YOUR GOAL: Copy each line of the data below with the word "dataflow".

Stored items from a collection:
— begin —
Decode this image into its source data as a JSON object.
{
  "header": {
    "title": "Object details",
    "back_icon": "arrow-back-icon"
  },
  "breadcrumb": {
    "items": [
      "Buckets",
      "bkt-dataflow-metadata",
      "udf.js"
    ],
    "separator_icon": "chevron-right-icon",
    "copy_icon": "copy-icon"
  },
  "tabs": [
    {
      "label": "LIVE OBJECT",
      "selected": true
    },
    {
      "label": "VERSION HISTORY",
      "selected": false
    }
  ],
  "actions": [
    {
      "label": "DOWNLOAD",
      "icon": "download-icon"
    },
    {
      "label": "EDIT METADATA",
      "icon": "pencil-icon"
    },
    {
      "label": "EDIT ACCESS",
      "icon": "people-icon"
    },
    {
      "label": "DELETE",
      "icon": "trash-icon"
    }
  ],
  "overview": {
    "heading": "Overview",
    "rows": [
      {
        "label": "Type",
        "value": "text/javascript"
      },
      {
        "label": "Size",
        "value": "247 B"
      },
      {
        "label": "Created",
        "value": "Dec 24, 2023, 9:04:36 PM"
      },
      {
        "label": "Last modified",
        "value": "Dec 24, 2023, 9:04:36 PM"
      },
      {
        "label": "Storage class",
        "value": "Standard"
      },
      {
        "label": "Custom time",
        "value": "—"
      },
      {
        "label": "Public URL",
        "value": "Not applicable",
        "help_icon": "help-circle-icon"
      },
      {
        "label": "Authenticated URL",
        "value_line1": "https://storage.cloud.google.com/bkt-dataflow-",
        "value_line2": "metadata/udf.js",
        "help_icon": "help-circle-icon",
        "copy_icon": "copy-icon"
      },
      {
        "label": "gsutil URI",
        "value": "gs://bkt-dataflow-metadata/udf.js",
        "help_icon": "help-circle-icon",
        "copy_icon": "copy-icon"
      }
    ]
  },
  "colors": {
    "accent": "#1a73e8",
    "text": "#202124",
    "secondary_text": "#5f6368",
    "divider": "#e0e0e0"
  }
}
— end —
RESPONSE FOR THIS EXERCISE:
      "bkt-dataflow-metadata",
        "value_line1": "https://storage.cloud.google.com/bkt-dataflow-",
        "value": "gs://bkt-dataflow-metadata/udf.js",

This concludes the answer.